> _DATA TO PROCESS_:
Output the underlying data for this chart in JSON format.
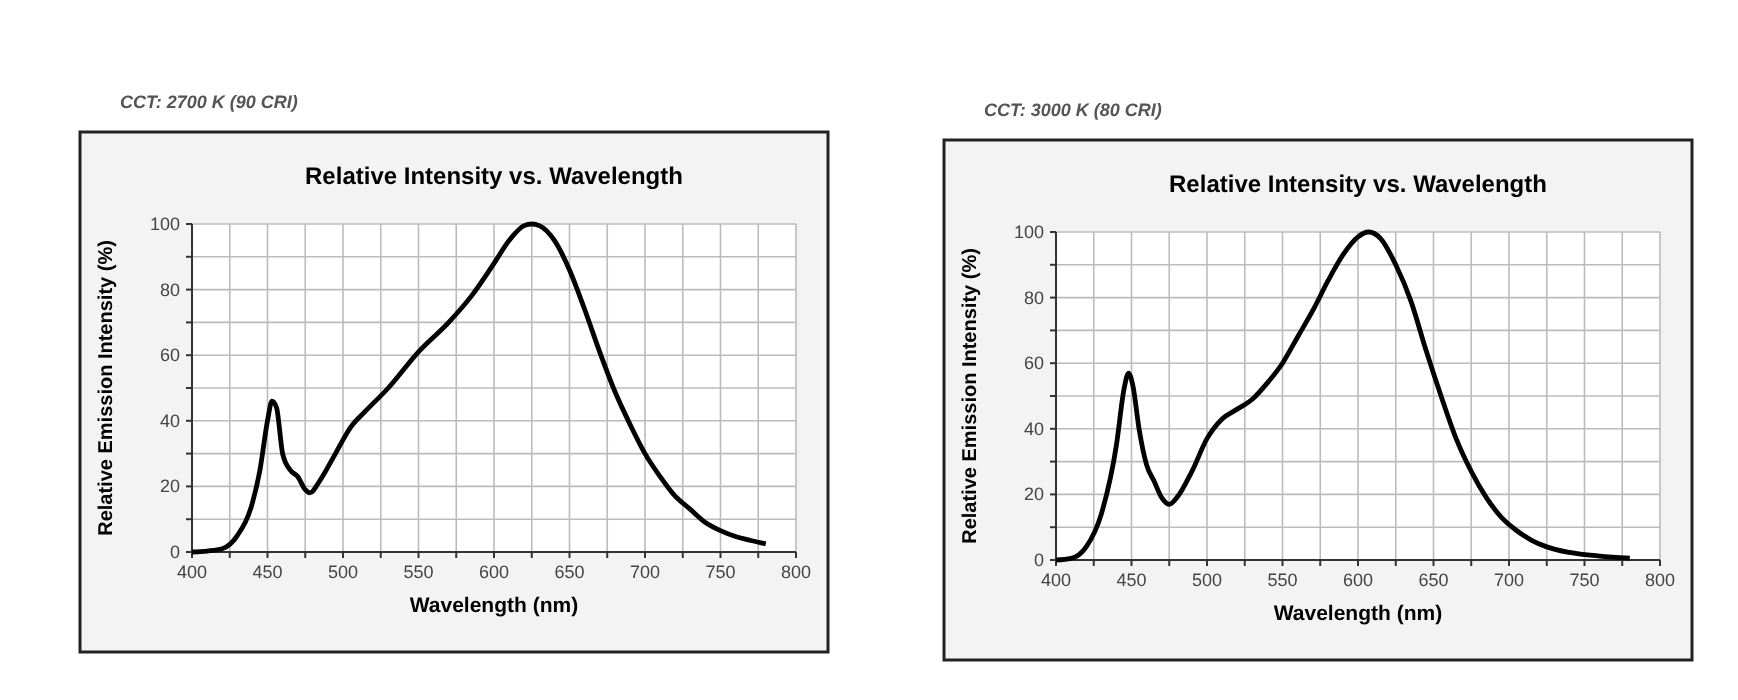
{
  "chart_data": [
    {
      "type": "line",
      "title": "CCT: 2700 K (90 CRI)",
      "subtitle": "Relative Intensity vs. Wavelength",
      "xlabel": "Wavelength (nm)",
      "ylabel": "Relative Emission Intensity (%)",
      "xlim": [
        400,
        800
      ],
      "ylim": [
        0,
        100
      ],
      "xticks": [
        400,
        {
          "value": 425,
          "label": null
        },
        450,
        {
          "value": 475,
          "label": null
        },
        500,
        {
          "value": 525,
          "label": null
        },
        550,
        {
          "value": 575,
          "label": null
        },
        600,
        {
          "value": 625,
          "label": null
        },
        650,
        {
          "value": 675,
          "label": null
        },
        700,
        {
          "value": 725,
          "label": null
        },
        750,
        {
          "value": 775,
          "label": null
        },
        800
      ],
      "yticks": [
        0,
        {
          "value": 10,
          "label": null
        },
        20,
        {
          "value": 30,
          "label": null
        },
        40,
        {
          "value": 50,
          "label": null
        },
        60,
        {
          "value": 70,
          "label": null
        },
        80,
        {
          "value": 90,
          "label": null
        },
        100
      ],
      "grid": true,
      "line_style": "solid",
      "marker": "none",
      "series": [
        {
          "color": "#000000",
          "x": [
            400,
            410,
            420,
            430,
            440,
            445,
            450,
            453,
            456,
            460,
            465,
            470,
            475,
            478,
            485,
            495,
            505,
            515,
            530,
            550,
            570,
            585,
            600,
            610,
            620,
            625,
            630,
            640,
            650,
            660,
            670,
            680,
            690,
            700,
            710,
            720,
            730,
            740,
            750,
            760,
            770,
            780
          ],
          "values": [
            0,
            0.3,
            1,
            5,
            15,
            25,
            40,
            46,
            44,
            30,
            25,
            23,
            19,
            18,
            22,
            30,
            38,
            43,
            50,
            61,
            70,
            78,
            88,
            95,
            99.5,
            100,
            99.5,
            95,
            86,
            74,
            61,
            49,
            39,
            30,
            23,
            17,
            13,
            9,
            6.5,
            4.7,
            3.5,
            2.5
          ]
        }
      ]
    },
    {
      "type": "line",
      "title": "CCT: 3000 K (80 CRI)",
      "subtitle": "Relative Intensity vs. Wavelength",
      "xlabel": "Wavelength (nm)",
      "ylabel": "Relative Emission Intensity (%)",
      "xlim": [
        400,
        800
      ],
      "ylim": [
        0,
        100
      ],
      "xticks": [
        400,
        {
          "value": 425,
          "label": null
        },
        450,
        {
          "value": 475,
          "label": null
        },
        500,
        {
          "value": 525,
          "label": null
        },
        550,
        {
          "value": 575,
          "label": null
        },
        600,
        {
          "value": 625,
          "label": null
        },
        650,
        {
          "value": 675,
          "label": null
        },
        700,
        {
          "value": 725,
          "label": null
        },
        750,
        {
          "value": 775,
          "label": null
        },
        800
      ],
      "yticks": [
        0,
        {
          "value": 10,
          "label": null
        },
        20,
        {
          "value": 30,
          "label": null
        },
        40,
        {
          "value": 50,
          "label": null
        },
        60,
        {
          "value": 70,
          "label": null
        },
        80,
        {
          "value": 90,
          "label": null
        },
        100
      ],
      "grid": true,
      "line_style": "solid",
      "marker": "none",
      "series": [
        {
          "color": "#000000",
          "x": [
            400,
            410,
            420,
            430,
            440,
            445,
            448,
            451,
            455,
            460,
            465,
            470,
            475,
            480,
            490,
            500,
            510,
            520,
            530,
            540,
            550,
            560,
            570,
            580,
            590,
            600,
            607,
            615,
            625,
            635,
            645,
            655,
            665,
            675,
            685,
            695,
            705,
            715,
            725,
            740,
            760,
            780
          ],
          "values": [
            0,
            0.5,
            4,
            14,
            35,
            52,
            57,
            53,
            40,
            29,
            24,
            19,
            17,
            19,
            27,
            37,
            43,
            46,
            49,
            54,
            60,
            68,
            76,
            85,
            93,
            98.5,
            100,
            98,
            90,
            79,
            64,
            50,
            37,
            27,
            19,
            13,
            9,
            6,
            4,
            2.3,
            1.2,
            0.6
          ]
        }
      ]
    }
  ]
}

> _INSTRUCTION_:
Write out the records above exactly as they appear, leaving out any pictures.

> _CORRECT RESULT_:
Output the underlying data for this chart in JSON format.
{
  "chart_data": [
    {
      "type": "line",
      "title": "CCT: 2700 K (90 CRI)",
      "subtitle": "Relative Intensity vs. Wavelength",
      "xlabel": "Wavelength (nm)",
      "ylabel": "Relative Emission Intensity (%)",
      "xlim": [
        400,
        800
      ],
      "ylim": [
        0,
        100
      ],
      "xticks": [
        400,
        {
          "value": 425,
          "label": null
        },
        450,
        {
          "value": 475,
          "label": null
        },
        500,
        {
          "value": 525,
          "label": null
        },
        550,
        {
          "value": 575,
          "label": null
        },
        600,
        {
          "value": 625,
          "label": null
        },
        650,
        {
          "value": 675,
          "label": null
        },
        700,
        {
          "value": 725,
          "label": null
        },
        750,
        {
          "value": 775,
          "label": null
        },
        800
      ],
      "yticks": [
        0,
        {
          "value": 10,
          "label": null
        },
        20,
        {
          "value": 30,
          "label": null
        },
        40,
        {
          "value": 50,
          "label": null
        },
        60,
        {
          "value": 70,
          "label": null
        },
        80,
        {
          "value": 90,
          "label": null
        },
        100
      ],
      "grid": true,
      "line_style": "solid",
      "marker": "none",
      "series": [
        {
          "color": "#000000",
          "x": [
            400,
            410,
            420,
            430,
            440,
            445,
            450,
            453,
            456,
            460,
            465,
            470,
            475,
            478,
            485,
            495,
            505,
            515,
            530,
            550,
            570,
            585,
            600,
            610,
            620,
            625,
            630,
            640,
            650,
            660,
            670,
            680,
            690,
            700,
            710,
            720,
            730,
            740,
            750,
            760,
            770,
            780
          ],
          "values": [
            0,
            0.3,
            1,
            5,
            15,
            25,
            40,
            46,
            44,
            30,
            25,
            23,
            19,
            18,
            22,
            30,
            38,
            43,
            50,
            61,
            70,
            78,
            88,
            95,
            99.5,
            100,
            99.5,
            95,
            86,
            74,
            61,
            49,
            39,
            30,
            23,
            17,
            13,
            9,
            6.5,
            4.7,
            3.5,
            2.5
          ]
        }
      ]
    },
    {
      "type": "line",
      "title": "CCT: 3000 K (80 CRI)",
      "subtitle": "Relative Intensity vs. Wavelength",
      "xlabel": "Wavelength (nm)",
      "ylabel": "Relative Emission Intensity (%)",
      "xlim": [
        400,
        800
      ],
      "ylim": [
        0,
        100
      ],
      "xticks": [
        400,
        {
          "value": 425,
          "label": null
        },
        450,
        {
          "value": 475,
          "label": null
        },
        500,
        {
          "value": 525,
          "label": null
        },
        550,
        {
          "value": 575,
          "label": null
        },
        600,
        {
          "value": 625,
          "label": null
        },
        650,
        {
          "value": 675,
          "label": null
        },
        700,
        {
          "value": 725,
          "label": null
        },
        750,
        {
          "value": 775,
          "label": null
        },
        800
      ],
      "yticks": [
        0,
        {
          "value": 10,
          "label": null
        },
        20,
        {
          "value": 30,
          "label": null
        },
        40,
        {
          "value": 50,
          "label": null
        },
        60,
        {
          "value": 70,
          "label": null
        },
        80,
        {
          "value": 90,
          "label": null
        },
        100
      ],
      "grid": true,
      "line_style": "solid",
      "marker": "none",
      "series": [
        {
          "color": "#000000",
          "x": [
            400,
            410,
            420,
            430,
            440,
            445,
            448,
            451,
            455,
            460,
            465,
            470,
            475,
            480,
            490,
            500,
            510,
            520,
            530,
            540,
            550,
            560,
            570,
            580,
            590,
            600,
            607,
            615,
            625,
            635,
            645,
            655,
            665,
            675,
            685,
            695,
            705,
            715,
            725,
            740,
            760,
            780
          ],
          "values": [
            0,
            0.5,
            4,
            14,
            35,
            52,
            57,
            53,
            40,
            29,
            24,
            19,
            17,
            19,
            27,
            37,
            43,
            46,
            49,
            54,
            60,
            68,
            76,
            85,
            93,
            98.5,
            100,
            98,
            90,
            79,
            64,
            50,
            37,
            27,
            19,
            13,
            9,
            6,
            4,
            2.3,
            1.2,
            0.6
          ]
        }
      ]
    }
  ]
}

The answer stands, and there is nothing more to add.